Determine which lines of the records include the word "range", and copy them.
═════ Records to process
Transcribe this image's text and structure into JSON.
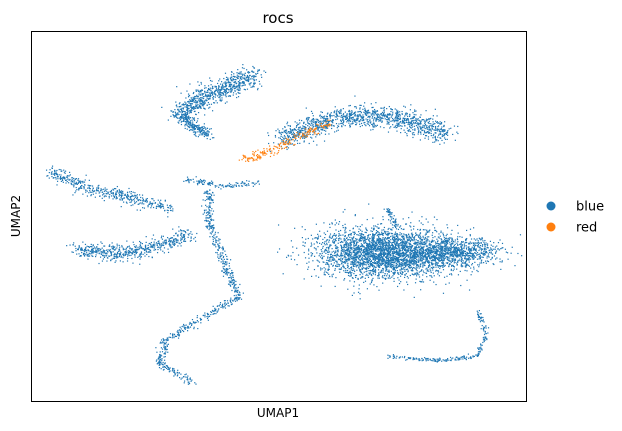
{
  "chart_data": {
    "type": "scatter",
    "title": "rocs",
    "xlabel": "UMAP1",
    "ylabel": "UMAP2",
    "xlim": [
      0,
      100
    ],
    "ylim": [
      0,
      100
    ],
    "ticks": "none",
    "grid": false,
    "legend": {
      "placement": "right",
      "entries": [
        {
          "label": "blue",
          "color": "#1f77b4"
        },
        {
          "label": "red",
          "color": "#ff7f0e"
        }
      ]
    },
    "series": [
      {
        "label": "blue",
        "color": "#1f77b4",
        "approx_points": 9000,
        "clusters": [
          {
            "shape": "stroke",
            "path": [
              [
                30,
                78
              ],
              [
                35,
                82
              ],
              [
                40,
                85
              ],
              [
                45,
                88
              ]
            ],
            "width": 4.0,
            "density": 700
          },
          {
            "shape": "stroke",
            "path": [
              [
                30,
                78
              ],
              [
                33,
                74
              ],
              [
                36,
                72
              ]
            ],
            "width": 2.2,
            "density": 250
          },
          {
            "shape": "stroke",
            "path": [
              [
                50,
                70
              ],
              [
                56,
                74
              ],
              [
                64,
                77
              ],
              [
                72,
                77
              ],
              [
                78,
                75
              ],
              [
                84,
                72
              ]
            ],
            "width": 4.0,
            "density": 1200
          },
          {
            "shape": "stroke",
            "path": [
              [
                4,
                62
              ],
              [
                12,
                57
              ],
              [
                20,
                55
              ],
              [
                28,
                52
              ]
            ],
            "width": 2.5,
            "density": 450
          },
          {
            "shape": "stroke",
            "path": [
              [
                9,
                41
              ],
              [
                18,
                40
              ],
              [
                26,
                42
              ],
              [
                32,
                45
              ]
            ],
            "width": 3.0,
            "density": 550
          },
          {
            "shape": "stroke",
            "path": [
              [
                36,
                57
              ],
              [
                36,
                48
              ],
              [
                39,
                38
              ],
              [
                42,
                28
              ],
              [
                34,
                22
              ],
              [
                27,
                16
              ],
              [
                26,
                10
              ],
              [
                33,
                5
              ]
            ],
            "width": 1.4,
            "density": 650
          },
          {
            "shape": "blob",
            "center": [
              71,
              40
            ],
            "radii": [
              13,
              7
            ],
            "density": 2800
          },
          {
            "shape": "blob",
            "center": [
              85,
              40
            ],
            "radii": [
              10,
              4
            ],
            "density": 1000
          },
          {
            "shape": "stroke",
            "path": [
              [
                72,
                52
              ],
              [
                74,
                47
              ]
            ],
            "width": 1.0,
            "density": 50
          },
          {
            "shape": "stroke",
            "path": [
              [
                72,
                12
              ],
              [
                82,
                11
              ],
              [
                90,
                12
              ],
              [
                92,
                18
              ],
              [
                90,
                25
              ]
            ],
            "width": 0.8,
            "density": 220
          },
          {
            "shape": "stroke",
            "path": [
              [
                31,
                60
              ],
              [
                39,
                58
              ],
              [
                46,
                59
              ]
            ],
            "width": 1.2,
            "density": 120
          }
        ]
      },
      {
        "label": "red",
        "color": "#ff7f0e",
        "approx_points": 200,
        "clusters": [
          {
            "shape": "stroke",
            "path": [
              [
                43,
                65
              ],
              [
                49,
                68
              ],
              [
                55,
                72
              ],
              [
                60,
                75
              ]
            ],
            "width": 1.8,
            "density": 200
          }
        ]
      }
    ]
  }
}
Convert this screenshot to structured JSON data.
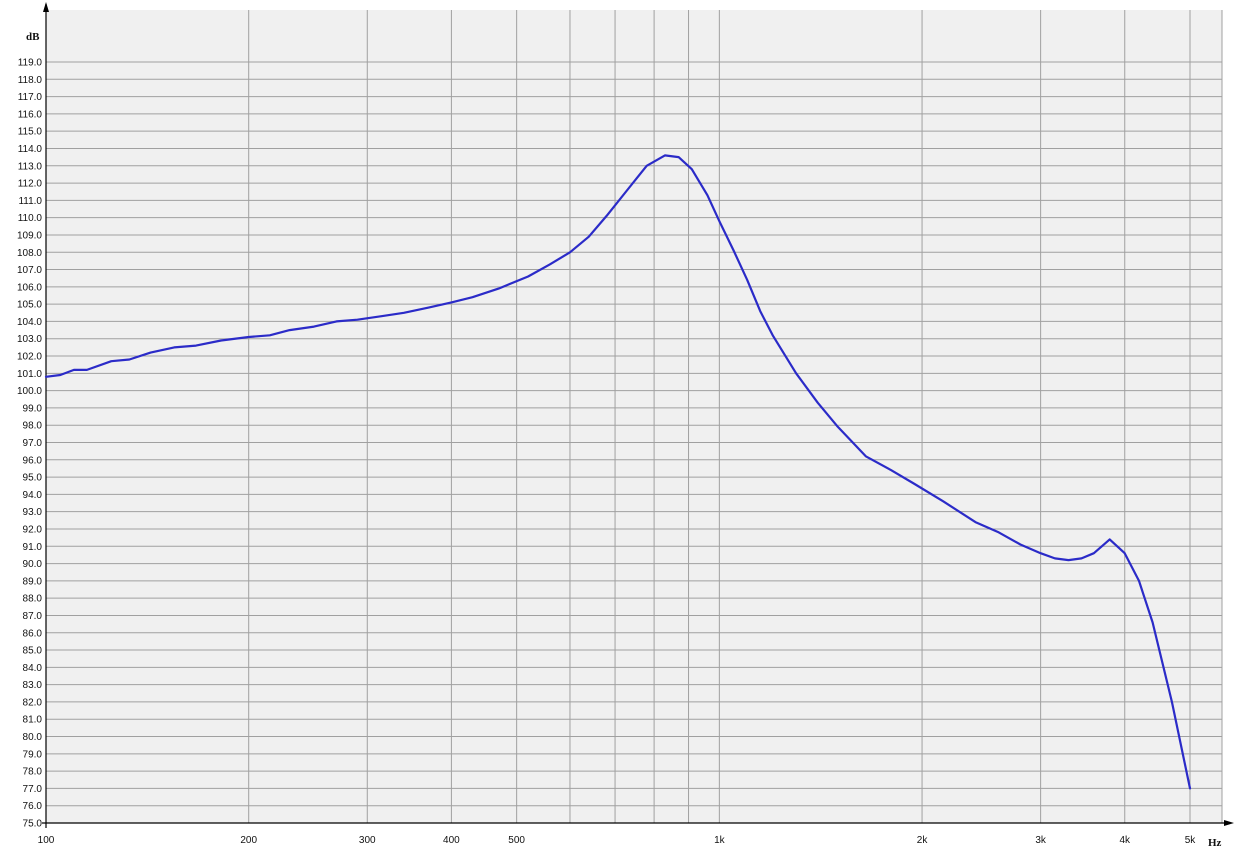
{
  "chart_data": {
    "type": "line",
    "title": "",
    "xlabel": "Hz",
    "ylabel": "dB",
    "x_scale": "log",
    "xlim": [
      100,
      5000
    ],
    "ylim": [
      75,
      119
    ],
    "grid": true,
    "colors": {
      "line": "#2b2bc8",
      "grid": "#a0a0a0",
      "plot_bg": "#f0f0f0",
      "axis": "#000000"
    },
    "y_ticks": [
      "75.0",
      "76.0",
      "77.0",
      "78.0",
      "79.0",
      "80.0",
      "81.0",
      "82.0",
      "83.0",
      "84.0",
      "85.0",
      "86.0",
      "87.0",
      "88.0",
      "89.0",
      "90.0",
      "91.0",
      "92.0",
      "93.0",
      "94.0",
      "95.0",
      "96.0",
      "97.0",
      "98.0",
      "99.0",
      "100.0",
      "101.0",
      "102.0",
      "103.0",
      "104.0",
      "105.0",
      "106.0",
      "107.0",
      "108.0",
      "109.0",
      "110.0",
      "111.0",
      "112.0",
      "113.0",
      "114.0",
      "115.0",
      "116.0",
      "117.0",
      "118.0",
      "119.0"
    ],
    "x_ticks": [
      {
        "value": 100,
        "label": "100"
      },
      {
        "value": 200,
        "label": "200"
      },
      {
        "value": 300,
        "label": "300"
      },
      {
        "value": 400,
        "label": "400"
      },
      {
        "value": 500,
        "label": "500"
      },
      {
        "value": 1000,
        "label": "1k"
      },
      {
        "value": 2000,
        "label": "2k"
      },
      {
        "value": 3000,
        "label": "3k"
      },
      {
        "value": 4000,
        "label": "4k"
      },
      {
        "value": 5000,
        "label": "5k"
      }
    ],
    "x_minor_gridlines": [
      600,
      700,
      800,
      900
    ],
    "series": [
      {
        "x": [
          100,
          105,
          110,
          115,
          125,
          133,
          143,
          155,
          167,
          182,
          200,
          215,
          230,
          250,
          270,
          290,
          315,
          340,
          370,
          400,
          430,
          470,
          520,
          560,
          600,
          640,
          680,
          730,
          780,
          830,
          870,
          910,
          960,
          1000,
          1050,
          1100,
          1150,
          1200,
          1300,
          1400,
          1500,
          1650,
          1800,
          1950,
          2150,
          2400,
          2600,
          2800,
          3000,
          3150,
          3300,
          3450,
          3600,
          3800,
          4000,
          4200,
          4400,
          4700,
          5000
        ],
        "y": [
          100.8,
          100.9,
          101.2,
          101.2,
          101.7,
          101.8,
          102.2,
          102.5,
          102.6,
          102.9,
          103.1,
          103.2,
          103.5,
          103.7,
          104.0,
          104.1,
          104.3,
          104.5,
          104.8,
          105.1,
          105.4,
          105.9,
          106.6,
          107.3,
          108.0,
          108.9,
          110.1,
          111.6,
          113.0,
          113.6,
          113.5,
          112.8,
          111.3,
          109.8,
          108.1,
          106.4,
          104.6,
          103.2,
          101.0,
          99.3,
          97.9,
          96.2,
          95.4,
          94.6,
          93.6,
          92.4,
          91.8,
          91.1,
          90.6,
          90.3,
          90.2,
          90.3,
          90.6,
          91.4,
          90.6,
          89.0,
          86.6,
          82.0,
          77.0
        ]
      }
    ]
  }
}
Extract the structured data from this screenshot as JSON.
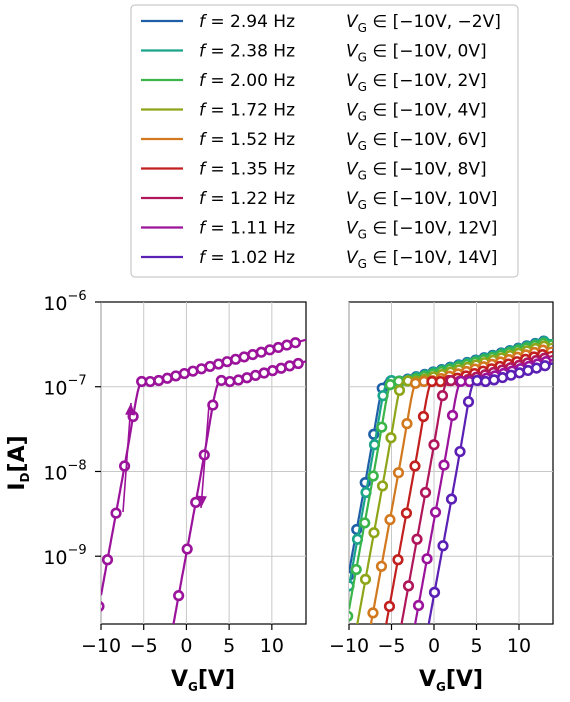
{
  "legend": {
    "entries": [
      {
        "f": "2.94 Hz",
        "range": "[−10V, −2V]",
        "color": "#1f5fa8"
      },
      {
        "f": "2.38 Hz",
        "range": "[−10V, 0V]",
        "color": "#1aa58a"
      },
      {
        "f": "2.00 Hz",
        "range": "[−10V, 2V]",
        "color": "#3bb54a"
      },
      {
        "f": "1.72 Hz",
        "range": "[−10V, 4V]",
        "color": "#8fa519"
      },
      {
        "f": "1.52 Hz",
        "range": "[−10V, 6V]",
        "color": "#d2781e"
      },
      {
        "f": "1.35 Hz",
        "range": "[−10V, 8V]",
        "color": "#c21f1f"
      },
      {
        "f": "1.22 Hz",
        "range": "[−10V, 10V]",
        "color": "#b0175a"
      },
      {
        "f": "1.11 Hz",
        "range": "[−10V, 12V]",
        "color": "#9b129b"
      },
      {
        "f": "1.02 Hz",
        "range": "[−10V, 14V]",
        "color": "#5a1fb4"
      }
    ]
  },
  "chart_data": [
    {
      "type": "line",
      "panel": "left",
      "xlabel": "V",
      "xlabel_sub": "G",
      "xlabel_unit": "[V]",
      "ylabel": "I",
      "ylabel_sub": "D",
      "ylabel_unit": "[A]",
      "xlim": [
        -10,
        14
      ],
      "ylim_exp": [
        -9.8,
        -6
      ],
      "yscale": "log",
      "xticks": [
        -10,
        -5,
        0,
        5,
        10
      ],
      "xtick_labels": [
        "−10",
        "−5",
        "0",
        "5",
        "10"
      ],
      "yticks": [
        -9,
        -8,
        -7,
        -6
      ],
      "ytick_base": "10",
      "ytick_exps": [
        "−9",
        "−8",
        "−7",
        "−6"
      ],
      "grid": true,
      "annotations": [
        "upward arrow (forward sweep)",
        "downward arrow (reverse sweep)"
      ],
      "series": [
        {
          "color": "#9b129b",
          "vth_up": -5.8,
          "vth_down": 3.3,
          "vmax": 12
        }
      ]
    },
    {
      "type": "line",
      "panel": "right",
      "xlabel": "V",
      "xlabel_sub": "G",
      "xlabel_unit": "[V]",
      "xlim": [
        -10,
        14
      ],
      "ylim_exp": [
        -9.8,
        -6
      ],
      "yscale": "log",
      "xticks": [
        -10,
        -5,
        0,
        5,
        10
      ],
      "xtick_labels": [
        "−10",
        "−5",
        "0",
        "5",
        "10"
      ],
      "grid": true,
      "series": [
        {
          "color": "#1f5fa8",
          "vth_down": -6.3
        },
        {
          "color": "#1aa58a",
          "vth_down": -6.0
        },
        {
          "color": "#3bb54a",
          "vth_down": -5.5
        },
        {
          "color": "#8fa519",
          "vth_down": -4.2
        },
        {
          "color": "#d2781e",
          "vth_down": -2.6
        },
        {
          "color": "#c21f1f",
          "vth_down": -0.8
        },
        {
          "color": "#b0175a",
          "vth_down": 1.0
        },
        {
          "color": "#9b129b",
          "vth_down": 2.6
        },
        {
          "color": "#5a1fb4",
          "vth_down": 4.2
        }
      ]
    }
  ]
}
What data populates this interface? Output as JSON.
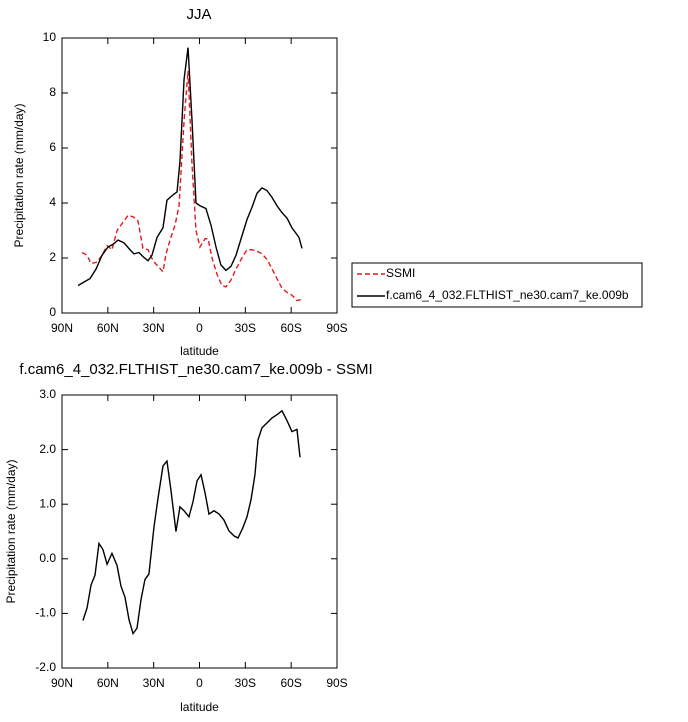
══════════
## Correct result
        "range": "[−10V, −2V]",
        "range": "[−10V, 0V]",
        "range": "[−10V, 2V]",
        "range": "[−10V, 4V]",
        "range": "[−10V, 6V]",
        "range": "[−10V, 8V]",
        "range": "[−10V, 10V]",
        "range": "[−10V, 12V]",
        "range": "[−10V, 14V]",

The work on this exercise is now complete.